== MATERIAL SHOWN ==

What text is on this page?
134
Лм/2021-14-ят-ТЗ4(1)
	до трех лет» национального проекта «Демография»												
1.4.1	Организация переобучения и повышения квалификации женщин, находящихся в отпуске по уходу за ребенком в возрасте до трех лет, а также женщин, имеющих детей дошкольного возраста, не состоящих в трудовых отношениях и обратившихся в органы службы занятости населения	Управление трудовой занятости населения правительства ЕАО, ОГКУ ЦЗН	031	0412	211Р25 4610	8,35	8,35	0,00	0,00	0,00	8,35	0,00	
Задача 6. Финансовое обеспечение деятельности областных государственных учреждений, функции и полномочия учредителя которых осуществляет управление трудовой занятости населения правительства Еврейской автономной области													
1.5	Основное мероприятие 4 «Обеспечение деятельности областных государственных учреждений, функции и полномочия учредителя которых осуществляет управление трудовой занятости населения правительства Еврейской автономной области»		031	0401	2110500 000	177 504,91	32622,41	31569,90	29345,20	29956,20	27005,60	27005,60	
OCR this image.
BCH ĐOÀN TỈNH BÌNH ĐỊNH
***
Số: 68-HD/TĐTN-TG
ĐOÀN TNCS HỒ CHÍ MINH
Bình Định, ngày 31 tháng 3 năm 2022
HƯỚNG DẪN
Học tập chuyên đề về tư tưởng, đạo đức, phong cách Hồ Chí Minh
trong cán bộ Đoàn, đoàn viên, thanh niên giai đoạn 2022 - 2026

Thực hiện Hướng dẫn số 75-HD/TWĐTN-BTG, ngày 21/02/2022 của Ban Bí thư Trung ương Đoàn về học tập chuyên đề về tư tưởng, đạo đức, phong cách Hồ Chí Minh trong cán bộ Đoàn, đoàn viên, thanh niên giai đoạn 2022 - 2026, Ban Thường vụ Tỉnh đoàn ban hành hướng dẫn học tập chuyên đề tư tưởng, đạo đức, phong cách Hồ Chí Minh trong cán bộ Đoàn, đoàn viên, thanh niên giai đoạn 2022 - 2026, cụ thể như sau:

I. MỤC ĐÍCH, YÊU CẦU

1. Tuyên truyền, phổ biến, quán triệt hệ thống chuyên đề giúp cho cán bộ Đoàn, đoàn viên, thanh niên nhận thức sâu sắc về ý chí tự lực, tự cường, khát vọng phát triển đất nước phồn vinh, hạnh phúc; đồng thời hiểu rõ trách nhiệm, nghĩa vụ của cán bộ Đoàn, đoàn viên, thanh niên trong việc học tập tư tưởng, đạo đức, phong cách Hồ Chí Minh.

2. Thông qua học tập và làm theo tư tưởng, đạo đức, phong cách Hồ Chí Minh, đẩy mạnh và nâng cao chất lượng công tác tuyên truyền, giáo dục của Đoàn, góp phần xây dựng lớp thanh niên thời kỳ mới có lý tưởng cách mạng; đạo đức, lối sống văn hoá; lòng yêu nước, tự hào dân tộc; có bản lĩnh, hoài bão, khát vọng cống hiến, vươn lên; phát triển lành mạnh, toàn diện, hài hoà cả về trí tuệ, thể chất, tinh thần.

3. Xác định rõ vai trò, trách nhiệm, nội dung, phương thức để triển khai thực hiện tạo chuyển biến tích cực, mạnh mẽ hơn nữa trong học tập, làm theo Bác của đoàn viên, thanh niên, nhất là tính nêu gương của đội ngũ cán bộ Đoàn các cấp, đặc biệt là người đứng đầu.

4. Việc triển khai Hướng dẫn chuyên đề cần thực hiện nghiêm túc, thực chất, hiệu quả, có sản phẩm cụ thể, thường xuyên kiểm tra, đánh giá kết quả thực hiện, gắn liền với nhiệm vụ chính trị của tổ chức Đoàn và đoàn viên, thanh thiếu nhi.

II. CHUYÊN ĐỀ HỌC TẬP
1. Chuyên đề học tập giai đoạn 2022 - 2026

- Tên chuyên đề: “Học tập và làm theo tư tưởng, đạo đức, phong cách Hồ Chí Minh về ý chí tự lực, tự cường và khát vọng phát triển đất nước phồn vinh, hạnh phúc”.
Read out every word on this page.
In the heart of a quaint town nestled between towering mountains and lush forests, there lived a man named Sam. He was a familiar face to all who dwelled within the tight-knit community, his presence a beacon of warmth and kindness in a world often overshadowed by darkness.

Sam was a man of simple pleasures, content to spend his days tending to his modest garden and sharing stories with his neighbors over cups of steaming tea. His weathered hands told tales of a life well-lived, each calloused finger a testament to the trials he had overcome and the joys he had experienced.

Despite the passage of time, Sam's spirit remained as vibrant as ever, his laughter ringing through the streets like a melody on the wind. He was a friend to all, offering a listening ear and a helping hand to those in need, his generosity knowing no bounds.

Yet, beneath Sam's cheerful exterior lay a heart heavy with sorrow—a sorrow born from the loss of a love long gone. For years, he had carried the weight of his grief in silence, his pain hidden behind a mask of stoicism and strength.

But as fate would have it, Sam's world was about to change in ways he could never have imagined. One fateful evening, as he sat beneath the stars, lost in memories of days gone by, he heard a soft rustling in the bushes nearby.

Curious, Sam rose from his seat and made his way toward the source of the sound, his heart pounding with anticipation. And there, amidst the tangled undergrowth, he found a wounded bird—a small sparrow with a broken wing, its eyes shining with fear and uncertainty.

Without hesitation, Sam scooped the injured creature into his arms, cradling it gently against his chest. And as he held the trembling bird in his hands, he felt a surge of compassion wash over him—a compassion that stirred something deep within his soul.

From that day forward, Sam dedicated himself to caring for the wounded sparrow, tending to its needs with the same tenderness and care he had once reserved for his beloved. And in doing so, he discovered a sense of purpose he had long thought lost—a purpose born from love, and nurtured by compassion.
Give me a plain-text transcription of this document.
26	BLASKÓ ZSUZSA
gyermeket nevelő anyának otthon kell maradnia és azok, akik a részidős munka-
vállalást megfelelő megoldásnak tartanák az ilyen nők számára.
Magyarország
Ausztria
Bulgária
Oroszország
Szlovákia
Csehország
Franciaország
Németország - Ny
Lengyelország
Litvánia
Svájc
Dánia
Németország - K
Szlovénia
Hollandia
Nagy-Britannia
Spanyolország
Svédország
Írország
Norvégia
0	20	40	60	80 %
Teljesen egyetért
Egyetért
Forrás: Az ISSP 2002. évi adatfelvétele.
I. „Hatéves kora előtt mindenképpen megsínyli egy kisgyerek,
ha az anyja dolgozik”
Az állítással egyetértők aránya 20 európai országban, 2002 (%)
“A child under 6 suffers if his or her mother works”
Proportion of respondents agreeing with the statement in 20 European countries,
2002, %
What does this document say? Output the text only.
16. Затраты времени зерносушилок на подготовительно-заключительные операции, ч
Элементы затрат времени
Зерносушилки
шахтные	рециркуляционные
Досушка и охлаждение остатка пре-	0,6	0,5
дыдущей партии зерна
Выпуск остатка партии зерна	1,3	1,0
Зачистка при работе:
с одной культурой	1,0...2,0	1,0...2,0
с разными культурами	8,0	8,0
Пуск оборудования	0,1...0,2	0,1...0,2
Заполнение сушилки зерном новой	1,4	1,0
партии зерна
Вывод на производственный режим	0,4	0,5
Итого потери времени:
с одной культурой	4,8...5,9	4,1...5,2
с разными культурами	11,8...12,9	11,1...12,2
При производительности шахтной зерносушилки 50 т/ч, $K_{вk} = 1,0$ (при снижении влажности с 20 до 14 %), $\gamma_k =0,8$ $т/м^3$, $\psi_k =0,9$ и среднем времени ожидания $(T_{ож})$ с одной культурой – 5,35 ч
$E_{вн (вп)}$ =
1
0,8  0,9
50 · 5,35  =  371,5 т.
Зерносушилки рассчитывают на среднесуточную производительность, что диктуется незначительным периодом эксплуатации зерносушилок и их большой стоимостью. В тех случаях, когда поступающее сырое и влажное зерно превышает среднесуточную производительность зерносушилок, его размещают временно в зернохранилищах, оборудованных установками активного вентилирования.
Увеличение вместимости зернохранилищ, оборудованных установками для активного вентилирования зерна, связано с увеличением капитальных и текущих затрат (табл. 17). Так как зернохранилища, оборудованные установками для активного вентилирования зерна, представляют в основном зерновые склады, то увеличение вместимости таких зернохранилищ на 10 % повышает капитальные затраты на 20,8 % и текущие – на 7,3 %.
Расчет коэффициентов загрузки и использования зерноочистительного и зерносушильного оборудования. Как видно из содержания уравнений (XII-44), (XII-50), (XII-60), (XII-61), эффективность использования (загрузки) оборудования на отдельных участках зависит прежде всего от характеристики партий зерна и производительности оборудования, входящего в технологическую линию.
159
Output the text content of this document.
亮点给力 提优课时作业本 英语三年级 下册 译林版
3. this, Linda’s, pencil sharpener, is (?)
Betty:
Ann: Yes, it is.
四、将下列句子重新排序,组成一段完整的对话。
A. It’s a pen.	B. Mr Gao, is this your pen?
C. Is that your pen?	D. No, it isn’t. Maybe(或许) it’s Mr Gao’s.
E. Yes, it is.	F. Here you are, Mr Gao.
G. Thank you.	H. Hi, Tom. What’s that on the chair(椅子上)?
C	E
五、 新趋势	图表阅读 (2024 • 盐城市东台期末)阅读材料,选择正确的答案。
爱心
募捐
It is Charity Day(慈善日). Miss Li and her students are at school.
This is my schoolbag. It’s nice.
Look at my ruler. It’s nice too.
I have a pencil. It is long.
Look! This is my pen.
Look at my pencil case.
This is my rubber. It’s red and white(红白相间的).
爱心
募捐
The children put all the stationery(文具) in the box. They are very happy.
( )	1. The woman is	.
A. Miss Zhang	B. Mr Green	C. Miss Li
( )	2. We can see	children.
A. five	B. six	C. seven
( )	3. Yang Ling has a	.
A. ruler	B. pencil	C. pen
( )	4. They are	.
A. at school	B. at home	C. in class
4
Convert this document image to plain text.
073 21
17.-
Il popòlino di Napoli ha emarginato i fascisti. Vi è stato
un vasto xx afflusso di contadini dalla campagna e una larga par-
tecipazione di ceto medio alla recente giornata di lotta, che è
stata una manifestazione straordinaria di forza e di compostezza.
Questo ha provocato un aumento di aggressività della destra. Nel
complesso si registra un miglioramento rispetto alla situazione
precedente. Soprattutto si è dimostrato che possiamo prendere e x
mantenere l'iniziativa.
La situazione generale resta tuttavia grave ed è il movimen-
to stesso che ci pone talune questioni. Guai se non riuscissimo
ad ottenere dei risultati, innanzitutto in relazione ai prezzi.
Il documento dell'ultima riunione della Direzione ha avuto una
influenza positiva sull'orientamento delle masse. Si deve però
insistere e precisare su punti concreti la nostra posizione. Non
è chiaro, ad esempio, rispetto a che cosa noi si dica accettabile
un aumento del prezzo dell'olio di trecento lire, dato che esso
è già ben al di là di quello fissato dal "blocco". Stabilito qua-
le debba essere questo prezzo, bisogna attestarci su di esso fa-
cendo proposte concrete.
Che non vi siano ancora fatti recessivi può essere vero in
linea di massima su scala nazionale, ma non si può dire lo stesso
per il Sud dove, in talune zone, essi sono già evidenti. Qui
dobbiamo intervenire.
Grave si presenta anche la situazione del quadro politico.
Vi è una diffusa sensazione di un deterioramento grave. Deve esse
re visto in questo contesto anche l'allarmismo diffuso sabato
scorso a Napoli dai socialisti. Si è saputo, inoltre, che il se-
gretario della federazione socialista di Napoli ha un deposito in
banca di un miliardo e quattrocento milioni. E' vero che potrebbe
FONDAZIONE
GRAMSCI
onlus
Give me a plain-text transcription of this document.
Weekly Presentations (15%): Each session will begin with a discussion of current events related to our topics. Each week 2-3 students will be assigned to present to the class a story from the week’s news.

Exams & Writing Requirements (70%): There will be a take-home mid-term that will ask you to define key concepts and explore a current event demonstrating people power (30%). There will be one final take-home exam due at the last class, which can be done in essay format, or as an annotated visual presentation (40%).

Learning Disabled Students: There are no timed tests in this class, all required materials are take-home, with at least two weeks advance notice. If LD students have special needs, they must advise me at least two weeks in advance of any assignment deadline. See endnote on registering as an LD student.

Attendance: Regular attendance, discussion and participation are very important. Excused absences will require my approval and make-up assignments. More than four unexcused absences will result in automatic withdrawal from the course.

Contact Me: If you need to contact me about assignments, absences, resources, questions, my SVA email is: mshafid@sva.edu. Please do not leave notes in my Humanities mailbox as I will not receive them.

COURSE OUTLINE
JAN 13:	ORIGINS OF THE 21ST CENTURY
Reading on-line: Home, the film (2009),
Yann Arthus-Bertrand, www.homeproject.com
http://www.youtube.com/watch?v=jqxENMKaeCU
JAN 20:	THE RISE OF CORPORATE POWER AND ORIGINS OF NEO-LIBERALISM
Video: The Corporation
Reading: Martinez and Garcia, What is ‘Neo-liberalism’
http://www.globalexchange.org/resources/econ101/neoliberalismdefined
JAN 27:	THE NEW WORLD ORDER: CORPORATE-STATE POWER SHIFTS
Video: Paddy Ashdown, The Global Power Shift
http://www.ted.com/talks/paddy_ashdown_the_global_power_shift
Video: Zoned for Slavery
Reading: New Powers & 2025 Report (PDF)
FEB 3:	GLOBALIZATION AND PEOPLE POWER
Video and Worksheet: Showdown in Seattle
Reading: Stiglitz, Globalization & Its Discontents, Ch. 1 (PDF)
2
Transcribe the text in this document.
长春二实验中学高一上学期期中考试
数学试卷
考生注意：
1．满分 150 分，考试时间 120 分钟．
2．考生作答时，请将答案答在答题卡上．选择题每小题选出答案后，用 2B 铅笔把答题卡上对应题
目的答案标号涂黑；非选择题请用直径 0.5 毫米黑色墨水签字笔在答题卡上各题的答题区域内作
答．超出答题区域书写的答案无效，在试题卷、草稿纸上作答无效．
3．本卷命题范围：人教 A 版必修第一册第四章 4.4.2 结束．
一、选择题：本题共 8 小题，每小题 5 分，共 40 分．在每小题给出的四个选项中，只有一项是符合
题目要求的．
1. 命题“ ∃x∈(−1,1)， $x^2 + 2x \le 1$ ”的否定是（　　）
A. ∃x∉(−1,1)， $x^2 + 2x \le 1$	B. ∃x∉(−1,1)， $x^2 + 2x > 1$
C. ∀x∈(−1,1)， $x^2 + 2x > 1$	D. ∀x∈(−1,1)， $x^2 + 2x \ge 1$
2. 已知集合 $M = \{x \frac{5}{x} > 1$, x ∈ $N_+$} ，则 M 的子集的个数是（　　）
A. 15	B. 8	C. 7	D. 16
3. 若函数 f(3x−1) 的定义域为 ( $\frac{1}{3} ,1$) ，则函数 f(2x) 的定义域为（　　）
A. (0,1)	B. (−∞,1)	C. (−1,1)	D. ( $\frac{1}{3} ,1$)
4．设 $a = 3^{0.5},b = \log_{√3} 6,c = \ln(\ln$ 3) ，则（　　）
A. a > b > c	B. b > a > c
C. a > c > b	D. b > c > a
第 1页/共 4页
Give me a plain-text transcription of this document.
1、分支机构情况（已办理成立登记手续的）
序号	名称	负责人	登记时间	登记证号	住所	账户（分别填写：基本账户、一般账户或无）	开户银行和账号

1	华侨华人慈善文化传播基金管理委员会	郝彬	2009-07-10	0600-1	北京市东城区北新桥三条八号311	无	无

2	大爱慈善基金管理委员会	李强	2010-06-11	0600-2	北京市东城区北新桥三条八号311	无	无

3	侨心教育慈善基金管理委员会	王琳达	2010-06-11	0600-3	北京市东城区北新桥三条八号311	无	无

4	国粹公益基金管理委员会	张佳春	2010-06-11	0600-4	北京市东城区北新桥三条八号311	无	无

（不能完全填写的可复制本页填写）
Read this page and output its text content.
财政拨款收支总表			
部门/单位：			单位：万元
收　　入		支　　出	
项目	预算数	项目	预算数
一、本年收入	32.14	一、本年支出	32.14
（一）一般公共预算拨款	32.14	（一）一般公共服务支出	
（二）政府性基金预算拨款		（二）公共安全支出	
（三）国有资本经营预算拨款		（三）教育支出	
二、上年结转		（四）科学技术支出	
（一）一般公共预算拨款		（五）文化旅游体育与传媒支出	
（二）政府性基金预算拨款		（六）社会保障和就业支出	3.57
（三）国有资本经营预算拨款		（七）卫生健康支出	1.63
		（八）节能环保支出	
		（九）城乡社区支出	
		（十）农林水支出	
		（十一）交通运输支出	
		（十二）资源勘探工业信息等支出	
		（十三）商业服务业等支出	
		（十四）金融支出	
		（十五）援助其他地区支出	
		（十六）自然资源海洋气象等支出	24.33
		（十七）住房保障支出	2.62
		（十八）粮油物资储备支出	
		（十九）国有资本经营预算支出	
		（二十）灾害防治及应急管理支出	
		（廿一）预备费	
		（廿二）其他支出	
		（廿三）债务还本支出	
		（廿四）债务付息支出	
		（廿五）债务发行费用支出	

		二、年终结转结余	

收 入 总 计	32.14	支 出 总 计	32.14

===

▸ **THE EXERCISE**:
State how many lines of the data include the word "культурами", with nothing else.

▸ **WRITTEN ANSWER**:
2